> **Work to be completed**: Copy the lines below as they are; omit the images they contain.

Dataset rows
◇ ◇ ◇ ◇ ◇

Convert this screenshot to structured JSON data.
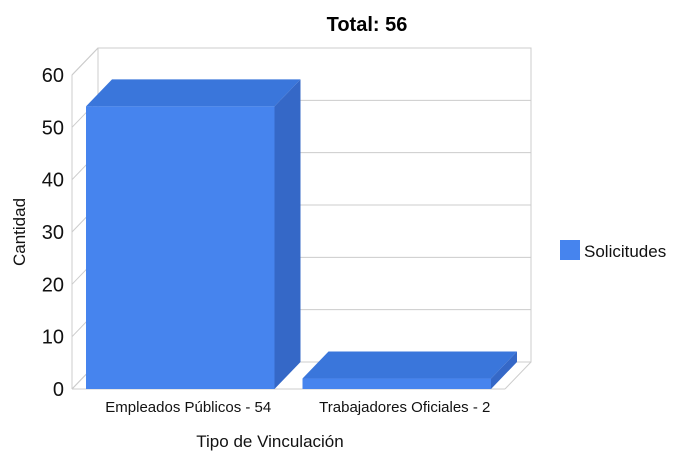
{
  "chart_data": {
    "type": "bar",
    "title": "Total: 56",
    "categories": [
      "Empleados Públicos - 54",
      "Trabajadores Oficiales - 2"
    ],
    "series": [
      {
        "name": "Solicitudes",
        "values": [
          54,
          2
        ],
        "color": "#4684ee"
      }
    ],
    "xlabel": "Tipo de Vinculación",
    "ylabel": "Cantidad",
    "ylim": [
      0,
      60
    ],
    "yticks": [
      0,
      10,
      20,
      30,
      40,
      50,
      60
    ],
    "grid": true,
    "three_d": true,
    "legend_position": "right"
  }
}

◇ ◇ ◇ ◇ ◇

> **Output of the task**:
Convert this screenshot to structured JSON data.
{
  "chart_data": {
    "type": "bar",
    "title": "Total: 56",
    "categories": [
      "Empleados Públicos - 54",
      "Trabajadores Oficiales - 2"
    ],
    "series": [
      {
        "name": "Solicitudes",
        "values": [
          54,
          2
        ],
        "color": "#4684ee"
      }
    ],
    "xlabel": "Tipo de Vinculación",
    "ylabel": "Cantidad",
    "ylim": [
      0,
      60
    ],
    "yticks": [
      0,
      10,
      20,
      30,
      40,
      50,
      60
    ],
    "grid": true,
    "three_d": true,
    "legend_position": "right"
  }
}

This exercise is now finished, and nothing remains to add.